● **Task prompt**:
Your task is to copy each line that has the word "TradingView".

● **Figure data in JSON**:
-=-=-=-=-

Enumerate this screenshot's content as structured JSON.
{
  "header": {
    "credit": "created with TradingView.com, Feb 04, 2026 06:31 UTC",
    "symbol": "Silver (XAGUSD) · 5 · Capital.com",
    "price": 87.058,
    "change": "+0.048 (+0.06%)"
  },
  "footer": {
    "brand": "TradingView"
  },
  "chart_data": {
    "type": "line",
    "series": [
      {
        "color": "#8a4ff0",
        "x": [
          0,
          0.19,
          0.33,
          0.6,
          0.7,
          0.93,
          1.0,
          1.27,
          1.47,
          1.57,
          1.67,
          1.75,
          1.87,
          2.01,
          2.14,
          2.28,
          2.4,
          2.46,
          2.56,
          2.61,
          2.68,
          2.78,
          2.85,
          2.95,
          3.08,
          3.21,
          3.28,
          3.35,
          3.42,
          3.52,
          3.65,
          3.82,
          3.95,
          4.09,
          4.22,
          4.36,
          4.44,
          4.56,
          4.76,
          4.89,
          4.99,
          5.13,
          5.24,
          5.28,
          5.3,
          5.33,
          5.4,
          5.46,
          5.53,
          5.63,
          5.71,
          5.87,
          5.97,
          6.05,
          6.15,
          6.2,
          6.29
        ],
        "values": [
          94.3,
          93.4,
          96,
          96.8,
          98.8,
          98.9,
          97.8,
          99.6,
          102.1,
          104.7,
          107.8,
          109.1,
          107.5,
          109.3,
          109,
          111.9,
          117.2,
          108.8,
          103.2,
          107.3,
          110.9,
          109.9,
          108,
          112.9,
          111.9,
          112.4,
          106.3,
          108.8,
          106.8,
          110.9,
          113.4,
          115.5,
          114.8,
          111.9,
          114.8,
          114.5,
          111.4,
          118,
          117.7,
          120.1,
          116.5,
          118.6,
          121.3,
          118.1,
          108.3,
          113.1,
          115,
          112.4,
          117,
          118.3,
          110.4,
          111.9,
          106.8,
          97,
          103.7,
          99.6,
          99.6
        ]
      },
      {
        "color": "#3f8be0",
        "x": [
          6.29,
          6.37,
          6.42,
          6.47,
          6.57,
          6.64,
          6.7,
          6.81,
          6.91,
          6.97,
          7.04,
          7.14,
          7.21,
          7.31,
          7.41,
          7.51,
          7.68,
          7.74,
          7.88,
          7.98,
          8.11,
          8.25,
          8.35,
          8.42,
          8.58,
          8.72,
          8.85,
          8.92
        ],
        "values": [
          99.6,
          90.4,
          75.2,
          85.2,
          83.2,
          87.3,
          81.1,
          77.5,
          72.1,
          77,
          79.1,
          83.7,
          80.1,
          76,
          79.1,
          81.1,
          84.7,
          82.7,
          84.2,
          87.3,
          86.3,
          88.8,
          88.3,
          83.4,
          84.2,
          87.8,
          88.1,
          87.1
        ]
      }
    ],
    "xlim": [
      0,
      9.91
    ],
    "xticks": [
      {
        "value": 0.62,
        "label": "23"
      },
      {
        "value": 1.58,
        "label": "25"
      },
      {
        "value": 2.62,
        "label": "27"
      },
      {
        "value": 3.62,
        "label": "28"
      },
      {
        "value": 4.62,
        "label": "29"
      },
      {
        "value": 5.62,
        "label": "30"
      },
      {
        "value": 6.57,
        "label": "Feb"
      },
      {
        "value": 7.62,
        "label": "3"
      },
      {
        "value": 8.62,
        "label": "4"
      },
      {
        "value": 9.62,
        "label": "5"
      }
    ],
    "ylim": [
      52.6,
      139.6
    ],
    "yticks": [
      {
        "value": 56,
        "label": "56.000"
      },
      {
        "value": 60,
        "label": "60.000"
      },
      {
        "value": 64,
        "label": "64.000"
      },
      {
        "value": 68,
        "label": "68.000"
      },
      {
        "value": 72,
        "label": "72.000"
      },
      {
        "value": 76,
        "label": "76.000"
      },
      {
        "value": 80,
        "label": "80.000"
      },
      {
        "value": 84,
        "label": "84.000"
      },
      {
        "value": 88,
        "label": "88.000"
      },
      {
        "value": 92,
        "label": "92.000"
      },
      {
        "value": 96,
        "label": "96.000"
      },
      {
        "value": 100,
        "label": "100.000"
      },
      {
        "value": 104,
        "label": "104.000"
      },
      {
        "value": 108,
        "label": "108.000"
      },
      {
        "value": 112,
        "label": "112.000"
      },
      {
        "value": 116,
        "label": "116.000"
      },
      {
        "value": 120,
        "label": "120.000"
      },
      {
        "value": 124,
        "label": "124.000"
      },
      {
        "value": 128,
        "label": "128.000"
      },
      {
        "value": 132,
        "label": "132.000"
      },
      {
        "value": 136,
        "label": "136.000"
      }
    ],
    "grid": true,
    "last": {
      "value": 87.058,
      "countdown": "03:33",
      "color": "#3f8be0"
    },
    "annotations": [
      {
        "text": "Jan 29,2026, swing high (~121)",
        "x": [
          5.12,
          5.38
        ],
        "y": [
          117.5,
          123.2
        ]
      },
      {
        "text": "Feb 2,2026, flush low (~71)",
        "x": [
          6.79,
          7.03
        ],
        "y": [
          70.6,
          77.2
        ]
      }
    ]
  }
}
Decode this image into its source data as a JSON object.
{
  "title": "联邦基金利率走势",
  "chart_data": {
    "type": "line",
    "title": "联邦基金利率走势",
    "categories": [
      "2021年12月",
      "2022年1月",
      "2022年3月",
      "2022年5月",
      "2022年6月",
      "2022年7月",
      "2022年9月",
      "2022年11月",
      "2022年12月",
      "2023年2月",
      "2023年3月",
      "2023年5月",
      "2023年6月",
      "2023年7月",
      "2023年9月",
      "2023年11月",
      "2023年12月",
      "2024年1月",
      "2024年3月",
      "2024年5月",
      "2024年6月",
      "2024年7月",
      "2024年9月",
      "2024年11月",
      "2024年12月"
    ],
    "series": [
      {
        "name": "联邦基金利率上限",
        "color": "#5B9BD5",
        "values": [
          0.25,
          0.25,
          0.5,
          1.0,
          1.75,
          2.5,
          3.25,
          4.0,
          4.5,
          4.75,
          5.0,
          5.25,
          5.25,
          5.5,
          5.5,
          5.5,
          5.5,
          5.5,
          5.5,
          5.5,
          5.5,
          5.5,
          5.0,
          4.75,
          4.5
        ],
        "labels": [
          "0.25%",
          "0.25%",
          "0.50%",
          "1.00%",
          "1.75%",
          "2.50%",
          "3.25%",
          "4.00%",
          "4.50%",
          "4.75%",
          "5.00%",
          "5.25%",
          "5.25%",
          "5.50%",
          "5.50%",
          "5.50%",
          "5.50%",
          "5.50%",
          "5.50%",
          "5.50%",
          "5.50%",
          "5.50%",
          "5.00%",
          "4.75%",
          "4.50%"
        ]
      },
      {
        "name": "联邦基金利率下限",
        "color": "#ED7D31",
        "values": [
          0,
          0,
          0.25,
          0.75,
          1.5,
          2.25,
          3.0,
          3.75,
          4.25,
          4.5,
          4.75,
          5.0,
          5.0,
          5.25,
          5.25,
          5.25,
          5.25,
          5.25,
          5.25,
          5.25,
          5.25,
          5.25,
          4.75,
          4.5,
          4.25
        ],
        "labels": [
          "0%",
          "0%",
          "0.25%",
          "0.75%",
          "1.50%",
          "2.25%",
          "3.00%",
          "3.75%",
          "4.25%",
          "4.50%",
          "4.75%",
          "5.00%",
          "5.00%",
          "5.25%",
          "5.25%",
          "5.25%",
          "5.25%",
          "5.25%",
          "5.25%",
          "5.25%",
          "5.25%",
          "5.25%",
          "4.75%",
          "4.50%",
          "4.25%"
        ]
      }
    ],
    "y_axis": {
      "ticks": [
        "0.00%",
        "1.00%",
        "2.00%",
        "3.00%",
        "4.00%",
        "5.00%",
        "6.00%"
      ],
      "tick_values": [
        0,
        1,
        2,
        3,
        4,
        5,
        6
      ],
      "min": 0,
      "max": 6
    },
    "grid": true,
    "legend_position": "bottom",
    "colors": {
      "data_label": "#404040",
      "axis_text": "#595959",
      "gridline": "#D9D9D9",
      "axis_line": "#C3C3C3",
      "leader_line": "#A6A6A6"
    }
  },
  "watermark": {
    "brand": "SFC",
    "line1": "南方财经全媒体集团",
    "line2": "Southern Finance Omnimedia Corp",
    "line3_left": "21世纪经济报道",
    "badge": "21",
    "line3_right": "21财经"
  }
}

-=-=-=-=-

● **Task output**:
    "credit": "created with TradingView.com, Feb 04, 2026 06:31 UTC",
    "brand": "TradingView"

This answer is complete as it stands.